» **What is being asked**
All of the records below should be output exactly.
========
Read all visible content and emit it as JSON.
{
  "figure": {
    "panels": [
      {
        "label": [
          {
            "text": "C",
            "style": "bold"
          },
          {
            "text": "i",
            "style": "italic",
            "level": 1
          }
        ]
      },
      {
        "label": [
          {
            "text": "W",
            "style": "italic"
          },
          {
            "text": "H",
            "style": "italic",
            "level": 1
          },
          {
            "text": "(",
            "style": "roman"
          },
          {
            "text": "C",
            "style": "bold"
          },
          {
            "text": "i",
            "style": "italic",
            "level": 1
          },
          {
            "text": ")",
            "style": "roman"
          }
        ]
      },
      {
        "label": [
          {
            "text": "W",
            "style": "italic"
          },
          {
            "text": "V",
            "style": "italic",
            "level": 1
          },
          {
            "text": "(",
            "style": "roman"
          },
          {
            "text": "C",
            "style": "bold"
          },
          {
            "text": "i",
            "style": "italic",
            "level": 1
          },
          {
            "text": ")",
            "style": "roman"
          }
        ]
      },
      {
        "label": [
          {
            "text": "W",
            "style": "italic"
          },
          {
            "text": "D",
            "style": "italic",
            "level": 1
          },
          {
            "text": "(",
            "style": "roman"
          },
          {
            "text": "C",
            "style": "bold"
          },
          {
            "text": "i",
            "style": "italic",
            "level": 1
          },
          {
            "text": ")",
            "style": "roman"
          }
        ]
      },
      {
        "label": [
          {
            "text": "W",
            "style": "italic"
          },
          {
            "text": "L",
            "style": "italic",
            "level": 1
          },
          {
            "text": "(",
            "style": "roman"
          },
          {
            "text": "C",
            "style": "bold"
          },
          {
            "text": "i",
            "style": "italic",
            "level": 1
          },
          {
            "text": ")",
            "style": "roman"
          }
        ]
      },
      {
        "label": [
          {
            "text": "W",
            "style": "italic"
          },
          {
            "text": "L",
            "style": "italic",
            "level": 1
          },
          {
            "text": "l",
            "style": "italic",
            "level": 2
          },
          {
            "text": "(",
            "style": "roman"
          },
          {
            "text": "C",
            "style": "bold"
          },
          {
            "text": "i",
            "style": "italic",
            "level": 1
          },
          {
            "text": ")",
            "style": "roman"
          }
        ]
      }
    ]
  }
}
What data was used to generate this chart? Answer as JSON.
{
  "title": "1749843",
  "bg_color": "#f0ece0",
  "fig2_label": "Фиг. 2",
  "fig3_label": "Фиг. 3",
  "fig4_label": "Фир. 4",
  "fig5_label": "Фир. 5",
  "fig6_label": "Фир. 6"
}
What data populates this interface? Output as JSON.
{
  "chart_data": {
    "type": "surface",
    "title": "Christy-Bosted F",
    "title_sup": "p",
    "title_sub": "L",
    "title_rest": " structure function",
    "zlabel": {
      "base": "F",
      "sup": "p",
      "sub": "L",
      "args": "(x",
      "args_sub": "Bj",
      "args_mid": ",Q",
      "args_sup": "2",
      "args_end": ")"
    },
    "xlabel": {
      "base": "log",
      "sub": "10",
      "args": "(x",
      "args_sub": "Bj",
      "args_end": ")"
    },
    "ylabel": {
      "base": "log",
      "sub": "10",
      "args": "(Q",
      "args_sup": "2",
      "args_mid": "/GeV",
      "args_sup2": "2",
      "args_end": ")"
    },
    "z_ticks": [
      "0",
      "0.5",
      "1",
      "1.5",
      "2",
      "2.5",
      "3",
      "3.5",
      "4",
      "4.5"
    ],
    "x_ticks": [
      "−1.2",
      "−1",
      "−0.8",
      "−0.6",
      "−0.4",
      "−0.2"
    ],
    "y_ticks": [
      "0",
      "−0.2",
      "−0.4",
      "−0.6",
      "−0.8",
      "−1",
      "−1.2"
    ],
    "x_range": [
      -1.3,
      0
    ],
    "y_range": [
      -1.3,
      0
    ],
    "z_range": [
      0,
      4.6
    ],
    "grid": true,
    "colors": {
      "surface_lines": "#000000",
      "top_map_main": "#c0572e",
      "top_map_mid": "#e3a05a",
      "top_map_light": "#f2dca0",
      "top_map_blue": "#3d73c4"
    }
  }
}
========
» **Task result**
Read all visible content and emit it as JSON.
{
  "figure": {
    "panels": [
      {
        "label": [
          {
            "text": "C",
            "style": "bold"
          },
          {
            "text": "i",
            "style": "italic",
            "level": 1
          }
        ]
      },
      {
        "label": [
          {
            "text": "W",
            "style": "italic"
          },
          {
            "text": "H",
            "style": "italic",
            "level": 1
          },
          {
            "text": "(",
            "style": "roman"
          },
          {
            "text": "C",
            "style": "bold"
          },
          {
            "text": "i",
            "style": "italic",
            "level": 1
          },
          {
            "text": ")",
            "style": "roman"
          }
        ]
      },
      {
        "label": [
          {
            "text": "W",
            "style": "italic"
          },
          {
            "text": "V",
            "style": "italic",
            "level": 1
          },
          {
            "text": "(",
            "style": "roman"
          },
          {
            "text": "C",
            "style": "bold"
          },
          {
            "text": "i",
            "style": "italic",
            "level": 1
          },
          {
            "text": ")",
            "style": "roman"
          }
        ]
      },
      {
        "label": [
          {
            "text": "W",
            "style": "italic"
          },
          {
            "text": "D",
            "style": "italic",
            "level": 1
          },
          {
            "text": "(",
            "style": "roman"
          },
          {
            "text": "C",
            "style": "bold"
          },
          {
            "text": "i",
            "style": "italic",
            "level": 1
          },
          {
            "text": ")",
            "style": "roman"
          }
        ]
      },
      {
        "label": [
          {
            "text": "W",
            "style": "italic"
          },
          {
            "text": "L",
            "style": "italic",
            "level": 1
          },
          {
            "text": "(",
            "style": "roman"
          },
          {
            "text": "C",
            "style": "bold"
          },
          {
            "text": "i",
            "style": "italic",
            "level": 1
          },
          {
            "text": ")",
            "style": "roman"
          }
        ]
      },
      {
        "label": [
          {
            "text": "W",
            "style": "italic"
          },
          {
            "text": "L",
            "style": "italic",
            "level": 1
          },
          {
            "text": "l",
            "style": "italic",
            "level": 2
          },
          {
            "text": "(",
            "style": "roman"
          },
          {
            "text": "C",
            "style": "bold"
          },
          {
            "text": "i",
            "style": "italic",
            "level": 1
          },
          {
            "text": ")",
            "style": "roman"
          }
        ]
      }
    ]
  }
}
What data was used to generate this chart? Answer as JSON.
{
  "title": "1749843",
  "bg_color": "#f0ece0",
  "fig2_label": "Фиг. 2",
  "fig3_label": "Фиг. 3",
  "fig4_label": "Фир. 4",
  "fig5_label": "Фир. 5",
  "fig6_label": "Фир. 6"
}
What data populates this interface? Output as JSON.
{
  "chart_data": {
    "type": "surface",
    "title": "Christy-Bosted F",
    "title_sup": "p",
    "title_sub": "L",
    "title_rest": " structure function",
    "zlabel": {
      "base": "F",
      "sup": "p",
      "sub": "L",
      "args": "(x",
      "args_sub": "Bj",
      "args_mid": ",Q",
      "args_sup": "2",
      "args_end": ")"
    },
    "xlabel": {
      "base": "log",
      "sub": "10",
      "args": "(x",
      "args_sub": "Bj",
      "args_end": ")"
    },
    "ylabel": {
      "base": "log",
      "sub": "10",
      "args": "(Q",
      "args_sup": "2",
      "args_mid": "/GeV",
      "args_sup2": "2",
      "args_end": ")"
    },
    "z_ticks": [
      "0",
      "0.5",
      "1",
      "1.5",
      "2",
      "2.5",
      "3",
      "3.5",
      "4",
      "4.5"
    ],
    "x_ticks": [
      "−1.2",
      "−1",
      "−0.8",
      "−0.6",
      "−0.4",
      "−0.2"
    ],
    "y_ticks": [
      "0",
      "−0.2",
      "−0.4",
      "−0.6",
      "−0.8",
      "−1",
      "−1.2"
    ],
    "x_range": [
      -1.3,
      0
    ],
    "y_range": [
      -1.3,
      0
    ],
    "z_range": [
      0,
      4.6
    ],
    "grid": true,
    "colors": {
      "surface_lines": "#000000",
      "top_map_main": "#c0572e",
      "top_map_mid": "#e3a05a",
      "top_map_light": "#f2dca0",
      "top_map_blue": "#3d73c4"
    }
  }
}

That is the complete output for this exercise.